▶ **BRIEF 1**: Condense the paragraph in the piece on NoSQL persistence in the cloud that begins "So, if virtual machines are transient" into a short bulleted list that keeps its main facts.
▶ **BRIEF 2**: From the piece on NoSQL persistence in the cloud, extract the passage from "In the cloud, we" to "other fault-tolerant systems.", copying it word for word.

* START EXTRACT PROVIDED *

NoSQL-databases typically run on virtual machines in the cloud. But if the machines they run on are virtual, how can persistence be ensured?
Enterprise relational database management systems typically run on expensive robust and highly reliable hardware. Frequently, large sums are invested to make sure the hardware to run as fail save as possible. And a typical db admin would insist on taking such measurements.
In the cloud, we rarely find this situation. Cloud computing hardware is typically commodity hardware. Certainly none of the cloud computing providers use cheap hardware from “your dealer around the corner”, just because it is way too expensive to maintain. But on the other hand, servers are typically not supplied with a redundant power supply. And disks are not connected to build RAID-arrays or other fault-tolerant systems.
As a consequence, service providers inform tenants that they cannot rely on all virtual nodes to work flawlessly. Actually, one should expect that nodes fail every once in a while. This has interesting consequences. If your DB server runs on a virtual machine, the hard disk the server writes to is virtual, too. Of course there must be a physical disk behind it. But it is not accessible. If the node the virtual machine runs on goes down, then so does the virtual machine. What happens to the data on the virtual hard disk? It gets lost. Even if you restart the virtual machine on the same node, there is no way to access the data the DB server previously wrote to the virtual disk. If you wanted to prevent such a situation to happen you would have to take snapshots of the virtual machine (including the disk). If you have many write operations to the DB, that would have to be done continuously in short intervals. This is obviously not viable.
In other words, there is no persistence available for DB servers running on virtual machines.
So, if virtual machines are transient, how can persistence be achieved? The answer is pretty similar to the one when using dedicated hardware: data replication. Each individual datum to be stored in the DB should be stored on several different virtual machines on several different nodes. Threefold replication seems to be some kind of a standard here. The idea behind this approach is that while we cannot rely on the individual machines it is regarded very unlikely that all three machines storing a datum to go down at the same time. If it is just one or two machines, the datum is still available. And several NoSQL DB servers contain built-in mechanisms to automatically restore the number of replications if a node goes down. Others leave this task to the application developers.
Is this the end of the story? Unfortunately not really. In August last year, Amazon’s European EC2 center suffered an outage as a consequence of a lightning hitting the transformers close to their site (see, e.g., here or here.) And the lightning also hit the secondary power supply, with the consequence that the data center suffered a full power outage. I don’t actually care whether this is the right explanation for that particular incident. It is enough to see that a power outage of a computing center is in fact possible and not something to be considered to be too unlikely to happen.

* END EXTRACT PROVIDED *
* START DATASET EXTRACT *

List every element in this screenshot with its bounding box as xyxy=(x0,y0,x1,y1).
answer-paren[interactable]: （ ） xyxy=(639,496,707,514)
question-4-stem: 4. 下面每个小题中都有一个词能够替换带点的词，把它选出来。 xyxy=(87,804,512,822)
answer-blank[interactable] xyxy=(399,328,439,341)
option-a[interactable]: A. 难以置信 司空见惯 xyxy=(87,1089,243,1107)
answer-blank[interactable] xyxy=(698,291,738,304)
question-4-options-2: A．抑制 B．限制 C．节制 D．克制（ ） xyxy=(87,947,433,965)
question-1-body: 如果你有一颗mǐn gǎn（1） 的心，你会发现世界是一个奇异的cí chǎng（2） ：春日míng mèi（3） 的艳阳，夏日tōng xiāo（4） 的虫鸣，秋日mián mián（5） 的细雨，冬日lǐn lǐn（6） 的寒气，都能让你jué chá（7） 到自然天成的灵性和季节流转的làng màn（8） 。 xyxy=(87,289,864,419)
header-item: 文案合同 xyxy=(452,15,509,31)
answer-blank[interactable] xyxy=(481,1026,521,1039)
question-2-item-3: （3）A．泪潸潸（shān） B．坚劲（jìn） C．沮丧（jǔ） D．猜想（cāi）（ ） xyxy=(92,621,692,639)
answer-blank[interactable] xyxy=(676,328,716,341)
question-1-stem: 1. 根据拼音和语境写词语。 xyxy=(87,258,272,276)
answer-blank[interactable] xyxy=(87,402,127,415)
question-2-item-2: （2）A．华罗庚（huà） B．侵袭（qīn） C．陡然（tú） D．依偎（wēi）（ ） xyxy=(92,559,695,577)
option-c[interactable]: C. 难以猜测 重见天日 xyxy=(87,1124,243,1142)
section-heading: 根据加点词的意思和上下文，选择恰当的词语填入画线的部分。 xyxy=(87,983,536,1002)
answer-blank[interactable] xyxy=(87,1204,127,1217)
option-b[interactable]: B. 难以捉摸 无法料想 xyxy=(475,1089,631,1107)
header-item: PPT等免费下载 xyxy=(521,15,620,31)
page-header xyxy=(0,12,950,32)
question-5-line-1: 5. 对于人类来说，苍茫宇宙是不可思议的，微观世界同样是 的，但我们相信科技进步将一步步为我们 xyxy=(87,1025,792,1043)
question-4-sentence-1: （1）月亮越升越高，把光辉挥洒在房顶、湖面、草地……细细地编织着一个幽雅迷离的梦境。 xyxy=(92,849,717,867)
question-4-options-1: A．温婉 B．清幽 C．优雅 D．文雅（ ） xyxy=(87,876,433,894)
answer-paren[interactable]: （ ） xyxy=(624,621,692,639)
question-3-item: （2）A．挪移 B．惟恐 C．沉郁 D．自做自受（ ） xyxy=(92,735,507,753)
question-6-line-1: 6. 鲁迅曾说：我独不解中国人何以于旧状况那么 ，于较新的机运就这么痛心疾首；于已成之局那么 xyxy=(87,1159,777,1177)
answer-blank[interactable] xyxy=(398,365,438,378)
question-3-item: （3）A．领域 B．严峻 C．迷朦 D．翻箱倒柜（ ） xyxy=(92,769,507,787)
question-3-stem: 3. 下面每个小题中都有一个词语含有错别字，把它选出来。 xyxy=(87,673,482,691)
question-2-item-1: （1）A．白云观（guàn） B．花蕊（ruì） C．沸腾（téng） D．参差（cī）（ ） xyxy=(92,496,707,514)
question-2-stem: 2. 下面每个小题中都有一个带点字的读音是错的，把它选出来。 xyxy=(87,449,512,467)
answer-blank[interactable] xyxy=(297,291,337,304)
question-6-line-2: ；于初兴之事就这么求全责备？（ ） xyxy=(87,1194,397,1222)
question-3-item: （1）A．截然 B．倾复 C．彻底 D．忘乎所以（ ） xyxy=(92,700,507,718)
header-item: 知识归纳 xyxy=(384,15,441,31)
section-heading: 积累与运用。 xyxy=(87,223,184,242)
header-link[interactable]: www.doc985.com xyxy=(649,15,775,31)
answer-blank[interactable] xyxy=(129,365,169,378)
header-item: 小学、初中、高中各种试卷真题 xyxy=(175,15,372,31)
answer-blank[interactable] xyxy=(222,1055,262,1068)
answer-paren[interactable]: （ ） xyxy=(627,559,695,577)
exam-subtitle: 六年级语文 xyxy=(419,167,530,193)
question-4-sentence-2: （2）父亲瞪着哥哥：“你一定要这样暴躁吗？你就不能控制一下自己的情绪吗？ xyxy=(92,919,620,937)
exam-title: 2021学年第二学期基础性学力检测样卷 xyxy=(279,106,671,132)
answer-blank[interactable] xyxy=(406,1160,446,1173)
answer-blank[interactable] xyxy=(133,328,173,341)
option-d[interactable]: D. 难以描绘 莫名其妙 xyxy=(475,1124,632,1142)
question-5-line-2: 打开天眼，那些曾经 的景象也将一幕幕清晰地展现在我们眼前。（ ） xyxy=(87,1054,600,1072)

* END DATASET EXTRACT *

▶ **FINAL RESULT 1**:
- Because virtual machines are transient, persistence comes from data replication, much as it does with dedicated hardware.
- Each datum is stored on several virtual machines on several different nodes. Threefold replication is a common standard.
- It is considered very unlikely that all three machines holding a datum fail at once. If only one or two fail, the datum is still available.
- Some NoSQL database servers automatically restore the number of replicas when a node goes down. Others leave this task to application developers.

▶ **FINAL RESULT 2**:
In the cloud, we rarely find this situation. Cloud computing hardware is typically commodity hardware. Certainly none of the cloud computing providers use cheap hardware from “your dealer around the corner”, just because it is way too expensive to maintain. But on the other hand, servers are typically not supplied with a redundant power supply. And disks are not connected to build RAID-arrays or other fault-tolerant systems.